### Extrait à lire
------------------------------------------------------------
En France d’autres spécialisations dans un domaine des soins infirmiers sont effectives par des formations (diplômes d’université, diplômes interuniversitaires, certificats délivrés par des associations, etc.) et/ou de l’expérience (ex. infirmier référent douleur, équipes mobiles en gérontologie).
Une personne peut être spécialiste d’un domaine, par exemple à l’issue d’une formation, alors qu’expert, au sens de niveau de compétence, comporte une dimension individuelle. Le
nombre d’étapes d’acquisition des compétences varie selon les auteurs : novice, débutant avancé, compétent, efficace, expert (Dreyfus et Dreyfus, 1980).
Quel bilan peut-on faire, quelles attentes, quelles pistes d’amélioration ?
Pour plusieurs participants du "groupe formation de la Grande conférence de la santé", la question est d’abord celle des poursuites de parcours au niveau master. La formation initiale de la plupart des professions paramédicales n’est reconnue qu’au niveau grade de licence dans le cadre de la réingénierie des diplômes. Il faudrait permettre des poursuites de cursus aux niveaux master et doctorat pour développer la recherche en soins paramédicaux et améliorer leur qualité et leur pertinence. Toutes les formations initiales devraient comporter des modules communs sur les démarches qualité et de recherche.
Une autre question concerne l’aval des cursus de spécialisation. Aujourd’hui, il n’y a pas de débouchés professionnels pour les titulaires de masters de pratiques avancées ni de valorisation de leur diplôme (pas de postes identifiés, pas de reconnaissance statutaire, pas de valorisation en matière de rémunération).
------------------------------------------------------------
### Travail demandé 1
Selon l'extrait, à quel niveau la formation initiale de la plupart des professions paramédicales est-elle reconnue ?
### Travail demandé 2
Reproduisez, s'il vous plaît, le passage de l'extrait situé entre « En France d’autres » et « mobiles en gérontologie). », ces deux bornes incluses.

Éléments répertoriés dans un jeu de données
------------------------------------------------------------
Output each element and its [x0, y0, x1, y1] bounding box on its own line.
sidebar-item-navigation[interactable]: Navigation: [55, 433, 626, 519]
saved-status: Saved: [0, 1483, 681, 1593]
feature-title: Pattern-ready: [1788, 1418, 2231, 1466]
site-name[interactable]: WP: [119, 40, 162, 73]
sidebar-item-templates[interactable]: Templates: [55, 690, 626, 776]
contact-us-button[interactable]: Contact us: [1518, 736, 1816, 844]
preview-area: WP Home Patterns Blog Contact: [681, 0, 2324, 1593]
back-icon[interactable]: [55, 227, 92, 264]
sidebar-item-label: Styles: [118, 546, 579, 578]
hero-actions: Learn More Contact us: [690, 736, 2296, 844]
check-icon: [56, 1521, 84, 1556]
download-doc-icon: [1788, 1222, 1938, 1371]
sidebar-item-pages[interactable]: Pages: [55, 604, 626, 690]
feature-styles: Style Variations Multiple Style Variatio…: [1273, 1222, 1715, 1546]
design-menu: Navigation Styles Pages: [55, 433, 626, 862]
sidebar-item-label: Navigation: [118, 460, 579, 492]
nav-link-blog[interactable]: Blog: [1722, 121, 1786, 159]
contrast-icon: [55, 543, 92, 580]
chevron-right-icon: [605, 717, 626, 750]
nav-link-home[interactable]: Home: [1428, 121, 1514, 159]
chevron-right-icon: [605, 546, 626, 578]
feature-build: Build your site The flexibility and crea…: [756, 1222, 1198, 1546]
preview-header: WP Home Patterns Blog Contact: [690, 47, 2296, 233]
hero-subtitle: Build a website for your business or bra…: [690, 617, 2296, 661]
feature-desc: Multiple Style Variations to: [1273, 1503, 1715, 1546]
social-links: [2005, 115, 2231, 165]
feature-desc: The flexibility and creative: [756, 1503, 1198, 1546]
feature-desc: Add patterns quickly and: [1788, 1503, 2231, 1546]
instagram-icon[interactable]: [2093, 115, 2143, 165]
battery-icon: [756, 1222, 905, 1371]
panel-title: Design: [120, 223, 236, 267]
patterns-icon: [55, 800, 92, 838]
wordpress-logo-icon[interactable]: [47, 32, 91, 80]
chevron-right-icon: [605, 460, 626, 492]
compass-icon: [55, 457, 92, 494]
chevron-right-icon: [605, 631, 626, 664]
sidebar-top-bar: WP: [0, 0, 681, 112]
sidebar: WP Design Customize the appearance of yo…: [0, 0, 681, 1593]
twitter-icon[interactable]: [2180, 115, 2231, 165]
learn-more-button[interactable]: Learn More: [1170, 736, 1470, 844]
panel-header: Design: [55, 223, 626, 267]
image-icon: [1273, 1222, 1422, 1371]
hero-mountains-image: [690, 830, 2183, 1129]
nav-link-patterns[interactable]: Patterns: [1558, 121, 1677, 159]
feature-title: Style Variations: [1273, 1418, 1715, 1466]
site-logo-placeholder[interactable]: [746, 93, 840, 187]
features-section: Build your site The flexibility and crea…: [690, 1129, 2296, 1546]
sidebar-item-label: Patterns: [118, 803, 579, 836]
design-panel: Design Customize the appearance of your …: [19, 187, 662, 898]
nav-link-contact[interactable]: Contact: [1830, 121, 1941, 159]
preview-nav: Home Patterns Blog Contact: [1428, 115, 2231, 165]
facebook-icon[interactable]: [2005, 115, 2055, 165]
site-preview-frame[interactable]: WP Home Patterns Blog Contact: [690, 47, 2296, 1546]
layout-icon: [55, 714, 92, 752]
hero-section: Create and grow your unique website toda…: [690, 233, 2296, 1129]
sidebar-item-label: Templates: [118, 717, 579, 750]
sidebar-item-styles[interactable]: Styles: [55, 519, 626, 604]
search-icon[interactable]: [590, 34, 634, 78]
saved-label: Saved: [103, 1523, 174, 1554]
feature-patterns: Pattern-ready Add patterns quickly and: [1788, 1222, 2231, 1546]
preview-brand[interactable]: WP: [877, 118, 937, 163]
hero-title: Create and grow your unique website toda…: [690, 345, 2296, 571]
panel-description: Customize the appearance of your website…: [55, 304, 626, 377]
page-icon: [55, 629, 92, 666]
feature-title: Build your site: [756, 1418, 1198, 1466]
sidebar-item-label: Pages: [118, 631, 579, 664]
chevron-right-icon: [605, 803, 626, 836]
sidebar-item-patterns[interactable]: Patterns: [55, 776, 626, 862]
------------------------------------------------------------
### Zone de réponse 1
Au niveau grade de licence, dans le cadre de la réingénierie des diplômes.

### Zone de réponse 2
En France d’autres spécialisations dans un domaine des soins infirmiers sont effectives par des formations (diplômes d’université, diplômes interuniversitaires, certificats délivrés par des associations, etc.) et/ou de l’expérience (ex. infirmier référent douleur, équipes mobiles en gérontologie).